### THE TASK
The records that follow should be retyped word for word.

### INFORMATION SUPPLIED
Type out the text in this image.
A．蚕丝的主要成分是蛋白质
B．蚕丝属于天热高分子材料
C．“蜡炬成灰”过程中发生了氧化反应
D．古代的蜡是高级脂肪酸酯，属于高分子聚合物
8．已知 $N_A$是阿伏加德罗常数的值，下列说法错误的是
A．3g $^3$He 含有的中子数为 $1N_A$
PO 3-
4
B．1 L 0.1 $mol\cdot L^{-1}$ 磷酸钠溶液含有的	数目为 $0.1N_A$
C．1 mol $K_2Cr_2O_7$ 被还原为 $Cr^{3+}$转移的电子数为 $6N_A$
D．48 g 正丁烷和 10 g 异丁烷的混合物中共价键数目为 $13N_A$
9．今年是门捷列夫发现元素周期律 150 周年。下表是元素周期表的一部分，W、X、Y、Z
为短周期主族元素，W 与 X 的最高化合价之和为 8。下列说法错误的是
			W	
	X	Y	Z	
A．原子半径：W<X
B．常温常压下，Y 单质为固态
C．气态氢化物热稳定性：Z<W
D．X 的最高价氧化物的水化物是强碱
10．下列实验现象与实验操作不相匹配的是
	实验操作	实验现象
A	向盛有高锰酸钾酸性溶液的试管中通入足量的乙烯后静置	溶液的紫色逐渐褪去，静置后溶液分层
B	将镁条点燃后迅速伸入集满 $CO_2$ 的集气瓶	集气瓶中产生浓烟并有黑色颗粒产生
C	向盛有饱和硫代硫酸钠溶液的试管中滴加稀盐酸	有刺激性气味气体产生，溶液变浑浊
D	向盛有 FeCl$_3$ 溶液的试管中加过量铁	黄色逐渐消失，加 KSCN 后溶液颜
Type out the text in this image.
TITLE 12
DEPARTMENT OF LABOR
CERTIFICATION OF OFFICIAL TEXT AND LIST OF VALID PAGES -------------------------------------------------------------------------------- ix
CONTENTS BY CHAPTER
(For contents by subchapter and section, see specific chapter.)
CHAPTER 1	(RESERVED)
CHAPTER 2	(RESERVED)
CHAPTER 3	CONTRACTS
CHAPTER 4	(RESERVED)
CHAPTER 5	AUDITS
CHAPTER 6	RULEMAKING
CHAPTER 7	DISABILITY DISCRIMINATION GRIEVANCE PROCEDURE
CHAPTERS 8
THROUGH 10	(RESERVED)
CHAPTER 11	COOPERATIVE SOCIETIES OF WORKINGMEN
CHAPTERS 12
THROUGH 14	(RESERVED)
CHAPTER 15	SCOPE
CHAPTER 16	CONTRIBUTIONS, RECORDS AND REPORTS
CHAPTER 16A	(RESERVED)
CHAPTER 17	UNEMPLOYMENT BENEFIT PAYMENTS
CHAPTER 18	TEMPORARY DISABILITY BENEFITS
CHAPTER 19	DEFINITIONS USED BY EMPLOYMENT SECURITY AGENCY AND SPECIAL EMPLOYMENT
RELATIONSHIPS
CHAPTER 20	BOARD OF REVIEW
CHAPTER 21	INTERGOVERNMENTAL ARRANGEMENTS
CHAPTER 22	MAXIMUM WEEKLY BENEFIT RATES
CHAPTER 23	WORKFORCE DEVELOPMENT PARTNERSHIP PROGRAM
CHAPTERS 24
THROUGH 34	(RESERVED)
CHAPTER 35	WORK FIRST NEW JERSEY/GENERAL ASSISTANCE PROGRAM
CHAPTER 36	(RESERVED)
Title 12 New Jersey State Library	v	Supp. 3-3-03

### RESPONSE BELOW
Type out the text in this image.
A．蚕丝的主要成分是蛋白质
B．蚕丝属于天热高分子材料
C．“蜡炬成灰”过程中发生了氧化反应
D．古代的蜡是高级脂肪酸酯，属于高分子聚合物
8．已知 $N_A$是阿伏加德罗常数的值，下列说法错误的是
A．3g $^3$He 含有的中子数为 $1N_A$
PO 3-
4
B．1 L 0.1 $mol\cdot L^{-1}$ 磷酸钠溶液含有的	数目为 $0.1N_A$
C．1 mol $K_2Cr_2O_7$ 被还原为 $Cr^{3+}$转移的电子数为 $6N_A$
D．48 g 正丁烷和 10 g 异丁烷的混合物中共价键数目为 $13N_A$
9．今年是门捷列夫发现元素周期律 150 周年。下表是元素周期表的一部分，W、X、Y、Z
为短周期主族元素，W 与 X 的最高化合价之和为 8。下列说法错误的是
			W	
	X	Y	Z	
A．原子半径：W<X
B．常温常压下，Y 单质为固态
C．气态氢化物热稳定性：Z<W
D．X 的最高价氧化物的水化物是强碱
10．下列实验现象与实验操作不相匹配的是
	实验操作	实验现象
A	向盛有高锰酸钾酸性溶液的试管中通入足量的乙烯后静置	溶液的紫色逐渐褪去，静置后溶液分层
B	将镁条点燃后迅速伸入集满 $CO_2$ 的集气瓶	集气瓶中产生浓烟并有黑色颗粒产生
C	向盛有饱和硫代硫酸钠溶液的试管中滴加稀盐酸	有刺激性气味气体产生，溶液变浑浊
D	向盛有 FeCl$_3$ 溶液的试管中加过量铁	黄色逐渐消失，加 KSCN 后溶液颜
Type out the text in this image.
TITLE 12
DEPARTMENT OF LABOR
CERTIFICATION OF OFFICIAL TEXT AND LIST OF VALID PAGES -------------------------------------------------------------------------------- ix
CONTENTS BY CHAPTER
(For contents by subchapter and section, see specific chapter.)
CHAPTER 1	(RESERVED)
CHAPTER 2	(RESERVED)
CHAPTER 3	CONTRACTS
CHAPTER 4	(RESERVED)
CHAPTER 5	AUDITS
CHAPTER 6	RULEMAKING
CHAPTER 7	DISABILITY DISCRIMINATION GRIEVANCE PROCEDURE
CHAPTERS 8
THROUGH 10	(RESERVED)
CHAPTER 11	COOPERATIVE SOCIETIES OF WORKINGMEN
CHAPTERS 12
THROUGH 14	(RESERVED)
CHAPTER 15	SCOPE
CHAPTER 16	CONTRIBUTIONS, RECORDS AND REPORTS
CHAPTER 16A	(RESERVED)
CHAPTER 17	UNEMPLOYMENT BENEFIT PAYMENTS
CHAPTER 18	TEMPORARY DISABILITY BENEFITS
CHAPTER 19	DEFINITIONS USED BY EMPLOYMENT SECURITY AGENCY AND SPECIAL EMPLOYMENT
RELATIONSHIPS
CHAPTER 20	BOARD OF REVIEW
CHAPTER 21	INTERGOVERNMENTAL ARRANGEMENTS
CHAPTER 22	MAXIMUM WEEKLY BENEFIT RATES
CHAPTER 23	WORKFORCE DEVELOPMENT PARTNERSHIP PROGRAM
CHAPTERS 24
THROUGH 34	(RESERVED)
CHAPTER 35	WORK FIRST NEW JERSEY/GENERAL ASSISTANCE PROGRAM
CHAPTER 36	(RESERVED)
Title 12 New Jersey State Library	v	Supp. 3-3-03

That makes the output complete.